■ **SUPPLIED PASSAGE**:
CIC Services LLC v. IRS et al.

DATED JUN. 2, 2022
DOCUMENT ATTRIBUTES
  • Case Name
    CIC Services LLC v. IRS et al.
  • Court
    United States District Court for the Eastern District of Tennessee
  • Docket
    No. 3:17-cv-00110
  • Judge
    McDonough, Travis R.
  • Subject Areas/Tax Topics
  • Jurisdictions
  • Tax Analysts Document Number
    2022-18051
  • Tax Analysts Electronic Citation
    2022 TNTF 107-12

CIC Services LLC v. IRS et al.

CIC SERVICES, LLC,
Plaintiff,
v.
INTERNAL REVENUE SERVICE,
DEPARTMENT OF TREASURY, and
THE UNITED STATES OF AMERICA,
Defendants.

UNITED STATES DISTRICT COURT
EASTERN DISTRICT OF TENNESSEE
AT KNOXVILLE

Judge Travis R. McDonough

Magistrate Judge Jill E. McCook

MEMORANDUM OPINION

Before the Court are the following motions: (1) the Government's motion for reconsideration of injunctive relief (Doc. 125); (2) the Government's motion to stay the judgment (Doc. 126); (3) CIC's Services, LLC's (“CIC”) motion for attorneys' fees; and (4) CIC's motion to withdraw its motion for attorneys' fees (Doc. 130). For the following reasons, the Government's motion for reconsideration will be GRANTED, and its motion to stay will be DENIED AS MOOT. CIC's motion to withdraw its motion for attorneys' fees will be GRANTED.

I. BACKGROUND

This dispute centers on the Internal Revenue Service's (“IRS”) issuance of Notice 2016-66 (the “Notice”). The Notice designated certain “micro-captive transactions” as “transactions of interest” and directed that: (1) “[p]ersons entering into these transactions on or after November 2, 2006, must disclose the transaction” to the IRS; and (2)“[m]aterial advisors who make a tax statement on or after November 2, 2006, with respect to transactions entered into on or after November 2, 2006, have disclosure and maintenance obligations under §§ 6111 and 6112” of the Internal Revenue Code. (Doc. 1-1, at 12.) CIC and Ryan LLC1 initiated the present lawsuit, solely on their own behalf, alleging, among other things, that the Notice constituted a “legislative-type rule” that failed to comply with mandatory notice-and-comment requirements under the Administrative Procedure Act (“APA”) and that the Notice was “arbitrary and capricious and ultra vires in nature.” (See generally Doc. 1.)

■ **ENTRIES SHOWN**:
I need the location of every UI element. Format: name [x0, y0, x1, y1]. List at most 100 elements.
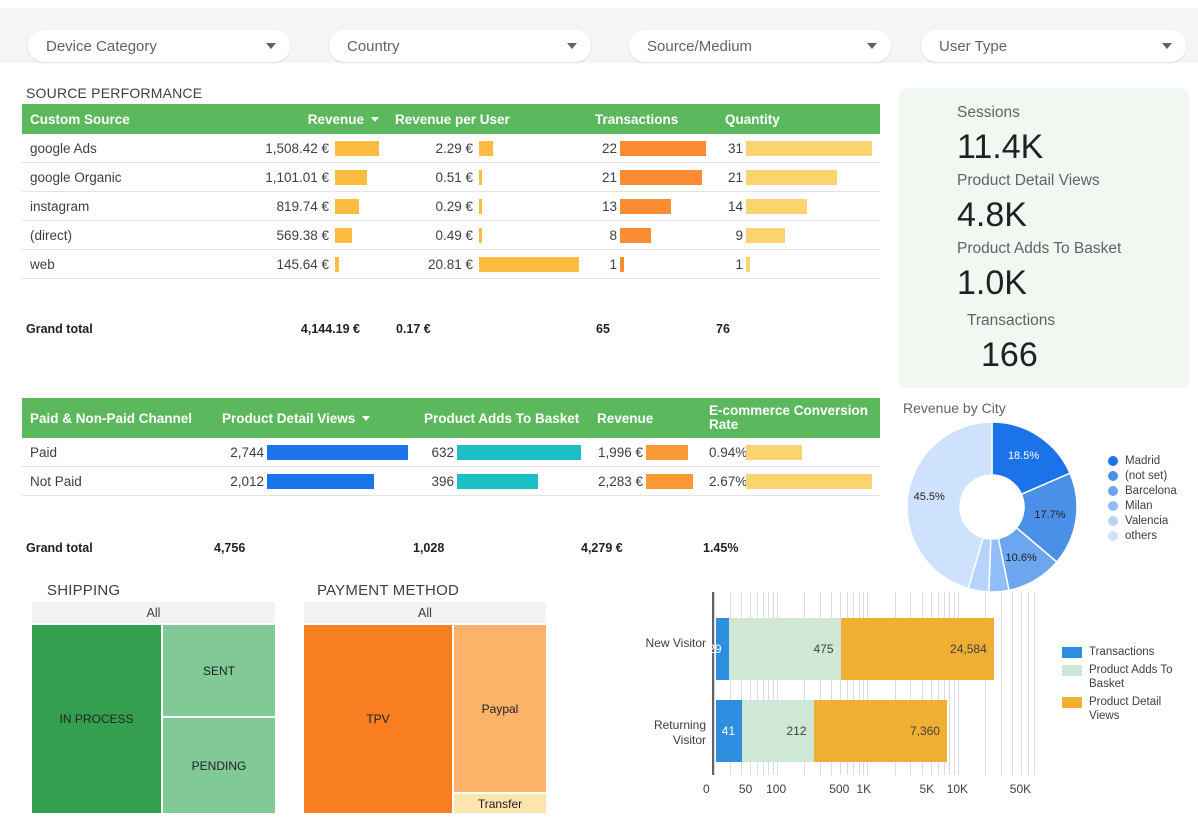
treemap-cell-in-process[interactable]: IN PROCESS [32, 625, 161, 813]
filter-device-category-label: Device Category [46, 37, 157, 55]
donut-svg [906, 422, 1078, 592]
legend-swatch-icon [1108, 486, 1118, 496]
filter-user-type[interactable]: User Type [921, 30, 1186, 62]
chevron-down-icon [867, 43, 877, 49]
revenue-by-city-title: Revenue by City [903, 400, 1006, 416]
col-paid-nonpaid-channel[interactable]: Paid & Non-Paid Channel [22, 398, 214, 438]
table-row[interactable]: Paid 2,744 632 1,996 €0.94% [22, 438, 880, 467]
cell-product-adds-to-basket: 396 [416, 473, 589, 489]
cell-custom-source: google Organic [30, 169, 122, 185]
legend-item-madrid[interactable]: Madrid [1108, 455, 1177, 467]
col-quantity[interactable]: Quantity [717, 104, 880, 134]
col-revenue[interactable]: Revenue [237, 104, 387, 134]
cell-product-adds-to-basket: 632 [416, 444, 589, 460]
donut-label-1: 17.7% [1034, 508, 1066, 521]
cell-quantity: 1 [717, 256, 880, 272]
treemap-cell-paypal[interactable]: Paypal [454, 625, 546, 792]
grand-total-label-1: Grand total [26, 322, 93, 336]
funnel-legend-item-product-detail-views[interactable]: Product Detail Views [1062, 695, 1189, 723]
legend-label: Product Adds To Basket [1089, 664, 1173, 690]
filter-country-label: Country [347, 37, 400, 55]
cell-revenue: 569.38 € [237, 227, 387, 243]
cell-transactions: 13 [587, 198, 717, 214]
kpi-product-detail-views-label: Product Detail Views [957, 172, 1100, 189]
col-conversion-rate[interactable]: E-commerce Conversion Rate [701, 398, 880, 438]
gridline [1012, 592, 1014, 775]
table-row[interactable]: web 145.64 €20.81 €1 1 [22, 250, 880, 279]
table-row[interactable]: google Organic 1,101.01 €0.51 €21 21 [22, 163, 880, 192]
kpi-sessions-label: Sessions [957, 104, 1020, 121]
col-revenue[interactable]: Revenue [589, 398, 701, 438]
legend-label: Product Detail Views [1089, 696, 1162, 722]
kpi-sessions: Sessions 11.4K [899, 100, 1189, 168]
col-custom-source[interactable]: Custom Source [22, 104, 237, 134]
treemap-cell-sent[interactable]: SENT [163, 625, 275, 716]
gridline [1000, 592, 1002, 775]
funnel-segment[interactable]: 212 [742, 700, 814, 762]
cell-product-detail-views: 2,744 [214, 444, 416, 460]
legend-label: others [1125, 530, 1157, 542]
table-row[interactable]: (direct) 569.38 €0.49 €8 9 [22, 221, 880, 250]
kpi-transactions-label: Transactions [967, 312, 1056, 329]
payment-method-treemap-header: All [304, 602, 546, 623]
funnel-segment[interactable]: 24,584 [840, 618, 994, 680]
legend-item--not-set-[interactable]: (not set) [1108, 470, 1177, 482]
filter-source-medium[interactable]: Source/Medium [629, 30, 891, 62]
cell-quantity: 21 [717, 169, 880, 185]
funnel-legend-item-product-adds-to-basket[interactable]: Product Adds To Basket [1062, 663, 1189, 691]
gridline [714, 592, 715, 775]
treemap-cell-transfer[interactable]: Transfer [454, 794, 546, 813]
cell-revenue: 1,996 € [589, 444, 701, 460]
cell-revenue: 1,508.42 € [237, 140, 387, 156]
col-product-adds-to-basket[interactable]: Product Adds To Basket [416, 398, 589, 438]
treemap-cell-tpv[interactable]: TPV [304, 625, 452, 813]
treemap-cell-pending[interactable]: PENDING [163, 718, 275, 813]
x-tick-label: 0 [703, 782, 710, 796]
kpi-scorecard: Sessions 11.4K Product Detail Views 4.8K… [899, 88, 1189, 388]
table-row[interactable]: google Ads 1,508.42 €2.29 €22 31 [22, 134, 880, 163]
kpi-product-detail-views-value: 4.8K [957, 196, 1027, 234]
grand-total-revenue: 4,144.19 € [300, 322, 360, 336]
col-product-detail-views[interactable]: Product Detail Views [214, 398, 416, 438]
visitor-funnel-chart: New Visitor Returning Visitor 2947524,58… [630, 592, 1050, 807]
donut-label-0: 18.5% [1007, 449, 1040, 462]
table-row[interactable]: instagram 819.74 €0.29 €13 14 [22, 192, 880, 221]
filter-source-medium-label: Source/Medium [647, 37, 753, 55]
funnel-category-returning-visitor: Returning Visitor [653, 718, 706, 747]
filter-country[interactable]: Country [329, 30, 591, 62]
grand-total-conversion-rate: 1.45% [703, 541, 739, 555]
kpi-sessions-value: 11.4K [957, 128, 1044, 166]
kpi-product-adds-to-basket-value: 1.0K [957, 264, 1027, 302]
dashboard-root: Device Category Country Source/Medium Us… [0, 0, 1198, 837]
funnel-segment[interactable]: 7,360 [813, 700, 947, 762]
sort-desc-icon [371, 116, 379, 122]
table-header-row: Paid & Non-Paid Channel Product Detail V… [22, 398, 880, 438]
funnel-segment[interactable]: 41 [716, 700, 743, 762]
donut-label-2: 10.6% [1005, 551, 1037, 564]
filter-bar: Device Category Country Source/Medium Us… [0, 8, 1198, 63]
legend-label: Barcelona [1125, 485, 1177, 497]
legend-item-barcelona[interactable]: Barcelona [1108, 485, 1177, 497]
grand-total-transactions: 65 [596, 322, 610, 336]
kpi-transactions: Transactions 166 [899, 308, 1189, 376]
legend-item-others[interactable]: others [1108, 530, 1177, 542]
legend-item-valencia[interactable]: Valencia [1108, 515, 1177, 527]
legend-label: Milan [1125, 500, 1153, 512]
gridline [1020, 592, 1022, 775]
grand-total-product-adds-to-basket: 1,028 [413, 541, 445, 555]
filter-device-category[interactable]: Device Category [28, 30, 290, 62]
kpi-transactions-value: 166 [981, 336, 1038, 374]
funnel-segment[interactable]: 29 [708, 618, 729, 680]
col-revenue-per-user[interactable]: Revenue per User [387, 104, 587, 134]
legend-label: Madrid [1125, 455, 1161, 467]
funnel-segment[interactable]: 475 [728, 618, 841, 680]
legend-item-milan[interactable]: Milan [1108, 500, 1177, 512]
x-tick-label: 5K [919, 782, 935, 796]
table-row[interactable]: Not Paid 2,012 396 2,283 €2.67% [22, 467, 880, 496]
funnel-legend-item-transactions[interactable]: Transactions [1062, 645, 1189, 659]
cell-revenue: 1,101.01 € [237, 169, 387, 185]
col-transactions[interactable]: Transactions [587, 104, 717, 134]
funnel-legend: Transactions Product Adds To Basket Produc… [1062, 645, 1189, 727]
cell-conversion-rate: 2.67% [701, 473, 880, 489]
cell-revenue-per-user: 0.29 € [387, 198, 587, 214]
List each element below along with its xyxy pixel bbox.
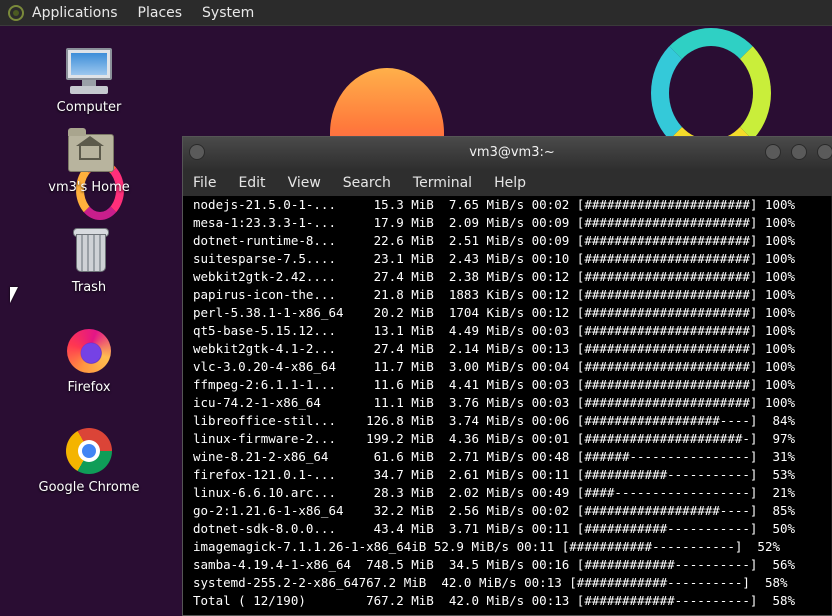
trash-icon xyxy=(64,226,114,276)
terminal-line: Total ( 12/190) 767.2 MiB 42.0 MiB/s 00:… xyxy=(193,593,796,608)
terminal-line: ffmpeg-2:6.1.1-1... 11.6 MiB 4.41 MiB/s … xyxy=(193,377,796,392)
menu-search[interactable]: Search xyxy=(343,175,391,191)
terminal-line: systemd-255.2-2-x86_64767.2 MiB 42.0 MiB… xyxy=(193,575,788,590)
terminal-line: vlc-3.0.20-4-x86_64 11.7 MiB 3.00 MiB/s … xyxy=(193,359,796,374)
terminal-line: suitesparse-7.5.... 23.1 MiB 2.43 MiB/s … xyxy=(193,251,796,266)
desktop-icon-label: Firefox xyxy=(67,380,111,395)
terminal-line: firefox-121.0.1-... 34.7 MiB 2.61 MiB/s … xyxy=(193,467,796,482)
terminal-line: libreoffice-stil... 126.8 MiB 3.74 MiB/s… xyxy=(193,413,796,428)
maximize-icon[interactable] xyxy=(791,144,807,160)
menu-file[interactable]: File xyxy=(193,175,216,191)
terminal-line: papirus-icon-the... 21.8 MiB 1883 KiB/s … xyxy=(193,287,796,302)
terminal-line: webkit2gtk-4.1-2... 27.4 MiB 2.14 MiB/s … xyxy=(193,341,796,356)
distro-logo-icon[interactable] xyxy=(8,4,24,21)
desktop-icon-label: vm3's Home xyxy=(48,180,130,195)
close-icon[interactable] xyxy=(817,144,832,160)
menu-terminal[interactable]: Terminal xyxy=(413,175,472,191)
terminal-line: imagemagick-7.1.1.26-1-x86_64iB 52.9 MiB… xyxy=(193,539,780,554)
desktop-icon-label: Computer xyxy=(56,100,122,115)
terminal-line: perl-5.38.1-1-x86_64 20.2 MiB 1704 KiB/s… xyxy=(193,305,796,320)
desktop-icon-label: Trash xyxy=(71,280,107,295)
desktop-icon-label: Google Chrome xyxy=(38,480,140,495)
terminal-line: icu-74.2-1-x86_64 11.1 MiB 3.76 MiB/s 00… xyxy=(193,395,796,410)
window-title: vm3@vm3:~ xyxy=(469,145,555,160)
mouse-cursor-icon xyxy=(10,287,18,303)
desktop-icon-trash[interactable]: Trash xyxy=(29,226,149,295)
desktop-icon-computer[interactable]: Computer xyxy=(29,46,149,115)
firefox-icon xyxy=(64,326,114,376)
terminal-menubar: File Edit View Search Terminal Help xyxy=(183,169,832,196)
minimize-icon[interactable] xyxy=(765,144,781,160)
terminal-line: qt5-base-5.15.12... 13.1 MiB 4.49 MiB/s … xyxy=(193,323,796,338)
panel-menu-applications[interactable]: Applications xyxy=(32,5,118,21)
menu-edit[interactable]: Edit xyxy=(238,175,265,191)
terminal-line: samba-4.19.4-1-x86_64 748.5 MiB 34.5 MiB… xyxy=(193,557,796,572)
top-panel: Applications Places System xyxy=(0,0,832,26)
menu-help[interactable]: Help xyxy=(494,175,526,191)
home-folder-icon xyxy=(64,126,114,176)
desktop-icon-chrome[interactable]: Google Chrome xyxy=(29,426,149,495)
terminal-line: linux-6.6.10.arc... 28.3 MiB 2.02 MiB/s … xyxy=(193,485,796,500)
terminal-output[interactable]: nodejs-21.5.0-1-... 15.3 MiB 7.65 MiB/s … xyxy=(183,196,832,615)
menu-view[interactable]: View xyxy=(288,175,321,191)
terminal-line: mesa-1:23.3.3-1-... 17.9 MiB 2.09 MiB/s … xyxy=(193,215,796,230)
terminal-line: dotnet-runtime-8... 22.6 MiB 2.51 MiB/s … xyxy=(193,233,796,248)
terminal-line: wine-8.21-2-x86_64 61.6 MiB 2.71 MiB/s 0… xyxy=(193,449,796,464)
desktop-icon-firefox[interactable]: Firefox xyxy=(29,326,149,395)
panel-menu-system[interactable]: System xyxy=(202,5,254,21)
panel-menu-places[interactable]: Places xyxy=(138,5,183,21)
terminal-window[interactable]: vm3@vm3:~ File Edit View Search Terminal… xyxy=(182,136,832,616)
terminal-line: linux-firmware-2... 199.2 MiB 4.36 MiB/s… xyxy=(193,431,796,446)
terminal-line: nodejs-21.5.0-1-... 15.3 MiB 7.65 MiB/s … xyxy=(193,197,796,212)
terminal-titlebar[interactable]: vm3@vm3:~ xyxy=(183,137,832,169)
terminal-line: dotnet-sdk-8.0.0... 43.4 MiB 3.71 MiB/s … xyxy=(193,521,796,536)
desktop-icon-home[interactable]: vm3's Home xyxy=(29,126,149,195)
terminal-line: webkit2gtk-2.42.... 27.4 MiB 2.38 MiB/s … xyxy=(193,269,796,284)
chrome-icon xyxy=(64,426,114,476)
terminal-line: go-2:1.21.6-1-x86_64 32.2 MiB 2.56 MiB/s… xyxy=(193,503,796,518)
computer-icon xyxy=(64,46,114,96)
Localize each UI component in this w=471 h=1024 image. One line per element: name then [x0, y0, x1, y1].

■ **TASK REQUIREMENTS**:
[1] Repeat the part of the memorandum opinion that opens with the words containing "Before the Court" and closes with "fees will be GRANTED.".
[2] Answer these questions from the memorandum opinion:
(a) Who is named as the magistrate judge?
(b) What will happen to the Government's motion to stay the judgment?
(c) What is the number of the notice at the center of the dispute?
The lines are not needed for any of this.

■ **EXERCISE ANSWERS**:
[1]
Before the Court are the following motions: (1) the Government's motion for reconsideration of injunctive relief (Doc. 125); (2) the Government's motion to stay the judgment (Doc. 126); (3) CIC's Services, LLC's (“CIC”) motion for attorneys' fees; and (4) CIC's motion to withdraw its motion for attorneys' fees (Doc. 130). For the following reasons, the Government's motion for reconsideration will be GRANTED, and its motion to stay will be DENIED AS MOOT. CIC's motion to withdraw its motion for attorneys' fees will be GRANTED.

[2]
(a) Jill E. McCook
(b) It will be denied as moot.
(c) Notice 2016-66